=== STORED DATA ===
(begin)
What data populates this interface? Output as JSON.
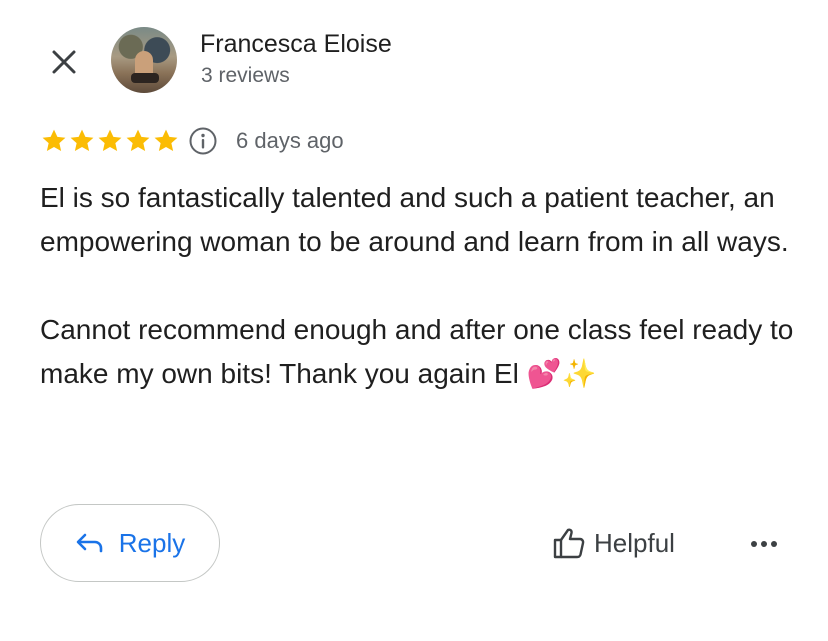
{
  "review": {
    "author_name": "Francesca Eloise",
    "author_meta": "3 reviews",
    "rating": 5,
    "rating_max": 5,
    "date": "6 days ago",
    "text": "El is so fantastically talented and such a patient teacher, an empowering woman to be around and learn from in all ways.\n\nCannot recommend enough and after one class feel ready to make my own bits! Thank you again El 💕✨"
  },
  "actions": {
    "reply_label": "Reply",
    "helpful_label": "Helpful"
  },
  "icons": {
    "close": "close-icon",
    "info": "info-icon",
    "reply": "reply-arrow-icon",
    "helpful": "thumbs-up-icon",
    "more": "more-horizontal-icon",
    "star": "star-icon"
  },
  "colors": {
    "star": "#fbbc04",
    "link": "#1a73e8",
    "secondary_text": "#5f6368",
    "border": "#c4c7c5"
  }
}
(end)
(begin)
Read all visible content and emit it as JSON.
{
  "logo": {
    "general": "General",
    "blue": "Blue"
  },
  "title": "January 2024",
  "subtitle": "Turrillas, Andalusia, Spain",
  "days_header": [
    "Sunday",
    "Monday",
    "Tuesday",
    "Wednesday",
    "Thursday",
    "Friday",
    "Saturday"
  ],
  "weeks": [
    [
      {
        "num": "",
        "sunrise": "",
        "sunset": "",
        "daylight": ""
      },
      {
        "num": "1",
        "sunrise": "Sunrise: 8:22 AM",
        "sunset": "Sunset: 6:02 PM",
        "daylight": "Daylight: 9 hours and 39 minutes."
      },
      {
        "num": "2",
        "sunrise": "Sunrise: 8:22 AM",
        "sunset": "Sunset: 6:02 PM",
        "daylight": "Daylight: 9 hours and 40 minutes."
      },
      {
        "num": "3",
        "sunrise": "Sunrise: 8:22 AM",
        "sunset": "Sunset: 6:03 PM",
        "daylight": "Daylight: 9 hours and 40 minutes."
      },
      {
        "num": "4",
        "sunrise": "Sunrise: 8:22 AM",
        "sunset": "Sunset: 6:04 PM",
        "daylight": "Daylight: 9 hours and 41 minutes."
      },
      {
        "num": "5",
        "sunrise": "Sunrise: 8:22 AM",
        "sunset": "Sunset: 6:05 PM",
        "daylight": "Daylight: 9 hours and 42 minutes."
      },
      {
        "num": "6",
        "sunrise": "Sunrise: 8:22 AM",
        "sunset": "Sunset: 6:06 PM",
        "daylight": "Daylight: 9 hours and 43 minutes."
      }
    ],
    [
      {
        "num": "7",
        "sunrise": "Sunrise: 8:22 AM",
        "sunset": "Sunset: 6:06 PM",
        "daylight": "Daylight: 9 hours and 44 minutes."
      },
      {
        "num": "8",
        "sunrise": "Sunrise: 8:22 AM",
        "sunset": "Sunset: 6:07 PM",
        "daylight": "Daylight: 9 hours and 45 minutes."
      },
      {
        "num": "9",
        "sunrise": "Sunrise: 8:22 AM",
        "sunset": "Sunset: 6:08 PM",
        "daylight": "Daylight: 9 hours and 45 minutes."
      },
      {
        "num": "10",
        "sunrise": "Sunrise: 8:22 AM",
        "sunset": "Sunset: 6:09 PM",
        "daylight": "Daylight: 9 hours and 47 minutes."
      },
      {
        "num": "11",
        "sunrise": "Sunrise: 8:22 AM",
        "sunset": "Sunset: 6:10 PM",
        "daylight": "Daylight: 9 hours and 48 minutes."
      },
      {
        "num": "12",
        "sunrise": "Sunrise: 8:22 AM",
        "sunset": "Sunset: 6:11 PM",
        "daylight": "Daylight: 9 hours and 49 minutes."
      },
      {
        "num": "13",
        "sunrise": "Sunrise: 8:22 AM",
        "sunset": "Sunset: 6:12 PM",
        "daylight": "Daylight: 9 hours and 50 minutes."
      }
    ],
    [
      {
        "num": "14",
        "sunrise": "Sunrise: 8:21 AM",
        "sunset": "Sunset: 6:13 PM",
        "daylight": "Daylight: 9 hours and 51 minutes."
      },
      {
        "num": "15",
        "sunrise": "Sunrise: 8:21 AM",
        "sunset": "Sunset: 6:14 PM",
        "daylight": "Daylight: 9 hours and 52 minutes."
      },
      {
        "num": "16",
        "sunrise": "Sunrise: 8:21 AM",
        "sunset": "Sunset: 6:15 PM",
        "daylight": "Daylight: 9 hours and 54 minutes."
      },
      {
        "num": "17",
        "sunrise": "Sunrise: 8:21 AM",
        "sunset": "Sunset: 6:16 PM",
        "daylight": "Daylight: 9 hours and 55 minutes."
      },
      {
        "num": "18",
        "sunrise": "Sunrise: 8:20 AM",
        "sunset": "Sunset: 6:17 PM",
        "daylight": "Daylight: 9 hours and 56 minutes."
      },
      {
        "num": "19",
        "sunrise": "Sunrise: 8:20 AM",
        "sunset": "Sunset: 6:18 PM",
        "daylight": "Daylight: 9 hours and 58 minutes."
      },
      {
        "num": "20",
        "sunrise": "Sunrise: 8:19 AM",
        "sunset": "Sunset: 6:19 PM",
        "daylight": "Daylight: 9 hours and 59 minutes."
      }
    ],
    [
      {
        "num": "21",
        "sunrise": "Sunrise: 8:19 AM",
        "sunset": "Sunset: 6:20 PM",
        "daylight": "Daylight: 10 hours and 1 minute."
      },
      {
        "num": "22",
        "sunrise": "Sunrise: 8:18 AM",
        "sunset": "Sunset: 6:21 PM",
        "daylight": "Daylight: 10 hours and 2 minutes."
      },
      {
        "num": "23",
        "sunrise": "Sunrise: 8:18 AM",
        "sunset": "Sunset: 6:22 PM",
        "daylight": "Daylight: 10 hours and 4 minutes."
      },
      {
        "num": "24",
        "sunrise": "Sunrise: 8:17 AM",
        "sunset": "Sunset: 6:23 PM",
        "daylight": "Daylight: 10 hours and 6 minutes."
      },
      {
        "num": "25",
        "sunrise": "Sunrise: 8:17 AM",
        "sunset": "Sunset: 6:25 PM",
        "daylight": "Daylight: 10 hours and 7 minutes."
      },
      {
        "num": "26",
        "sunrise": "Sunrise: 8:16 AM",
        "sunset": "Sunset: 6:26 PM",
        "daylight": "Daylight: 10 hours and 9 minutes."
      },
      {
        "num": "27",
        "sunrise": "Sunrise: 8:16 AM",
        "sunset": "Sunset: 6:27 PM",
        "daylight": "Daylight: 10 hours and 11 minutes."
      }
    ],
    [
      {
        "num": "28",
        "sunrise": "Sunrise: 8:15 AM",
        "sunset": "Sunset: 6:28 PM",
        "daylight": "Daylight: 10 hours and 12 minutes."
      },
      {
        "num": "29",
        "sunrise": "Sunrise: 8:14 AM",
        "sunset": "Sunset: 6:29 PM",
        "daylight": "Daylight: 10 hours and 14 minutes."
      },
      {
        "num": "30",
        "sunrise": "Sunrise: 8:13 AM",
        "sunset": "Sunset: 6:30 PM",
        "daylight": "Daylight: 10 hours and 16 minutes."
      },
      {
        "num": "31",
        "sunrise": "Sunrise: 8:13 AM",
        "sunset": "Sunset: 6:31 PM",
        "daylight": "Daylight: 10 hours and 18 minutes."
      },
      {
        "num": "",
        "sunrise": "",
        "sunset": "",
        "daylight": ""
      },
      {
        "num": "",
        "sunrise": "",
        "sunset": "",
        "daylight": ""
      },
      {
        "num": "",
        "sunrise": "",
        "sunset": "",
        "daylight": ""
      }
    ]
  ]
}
(end)
(begin)
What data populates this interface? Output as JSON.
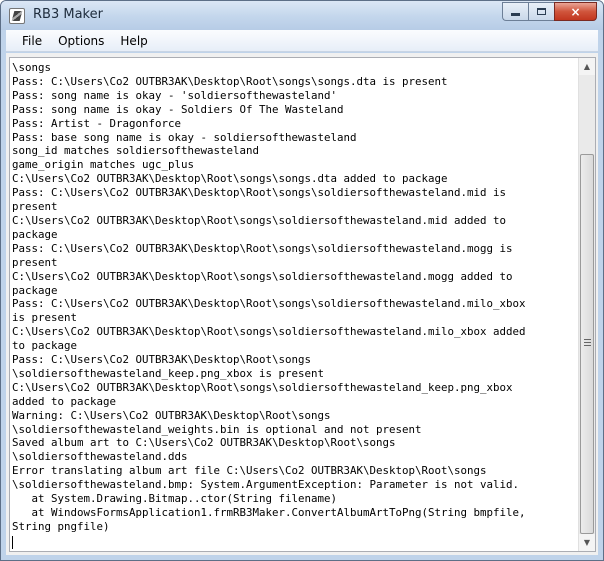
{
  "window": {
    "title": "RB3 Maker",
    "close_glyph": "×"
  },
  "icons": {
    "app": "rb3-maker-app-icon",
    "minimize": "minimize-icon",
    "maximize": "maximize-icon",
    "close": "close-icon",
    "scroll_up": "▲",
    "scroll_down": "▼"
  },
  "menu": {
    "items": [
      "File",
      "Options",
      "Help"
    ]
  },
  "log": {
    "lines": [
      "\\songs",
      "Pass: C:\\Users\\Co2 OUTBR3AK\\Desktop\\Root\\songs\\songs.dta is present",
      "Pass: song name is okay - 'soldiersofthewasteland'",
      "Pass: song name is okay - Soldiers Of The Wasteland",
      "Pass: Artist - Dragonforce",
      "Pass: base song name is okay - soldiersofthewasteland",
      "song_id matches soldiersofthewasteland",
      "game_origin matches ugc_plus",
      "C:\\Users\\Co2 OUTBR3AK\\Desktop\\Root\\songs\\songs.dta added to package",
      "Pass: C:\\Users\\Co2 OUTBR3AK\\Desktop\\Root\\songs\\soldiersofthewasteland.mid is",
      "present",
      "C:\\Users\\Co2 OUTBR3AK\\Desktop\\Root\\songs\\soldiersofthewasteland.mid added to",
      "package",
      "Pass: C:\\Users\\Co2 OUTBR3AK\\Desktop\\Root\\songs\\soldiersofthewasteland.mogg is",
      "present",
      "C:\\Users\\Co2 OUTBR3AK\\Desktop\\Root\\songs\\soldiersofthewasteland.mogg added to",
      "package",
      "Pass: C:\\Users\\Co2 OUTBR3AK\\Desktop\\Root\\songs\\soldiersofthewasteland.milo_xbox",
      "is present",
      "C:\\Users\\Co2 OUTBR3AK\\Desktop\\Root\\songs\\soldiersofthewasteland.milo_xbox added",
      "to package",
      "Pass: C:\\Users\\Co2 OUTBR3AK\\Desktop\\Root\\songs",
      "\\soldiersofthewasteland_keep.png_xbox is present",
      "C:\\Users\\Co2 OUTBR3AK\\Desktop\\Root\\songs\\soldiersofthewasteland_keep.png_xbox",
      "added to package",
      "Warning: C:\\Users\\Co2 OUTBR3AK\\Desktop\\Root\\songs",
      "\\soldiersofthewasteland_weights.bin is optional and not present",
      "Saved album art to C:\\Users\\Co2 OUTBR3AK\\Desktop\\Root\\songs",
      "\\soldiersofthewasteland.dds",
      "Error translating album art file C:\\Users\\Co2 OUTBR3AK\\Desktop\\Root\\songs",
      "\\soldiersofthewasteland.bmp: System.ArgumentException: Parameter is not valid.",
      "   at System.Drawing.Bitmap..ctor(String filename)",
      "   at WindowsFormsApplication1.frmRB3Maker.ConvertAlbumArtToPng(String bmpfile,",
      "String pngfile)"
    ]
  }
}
(end)
=== WRITTEN EXERCISE ===
Gather each line of the listing that holds the string "package".

=== COMPLETE RESPONSE ===
      "C:\\Users\\Co2 OUTBR3AK\\Desktop\\Root\\songs\\songs.dta added to package",
      "package",
      "package",
      "to package",
      "added to package",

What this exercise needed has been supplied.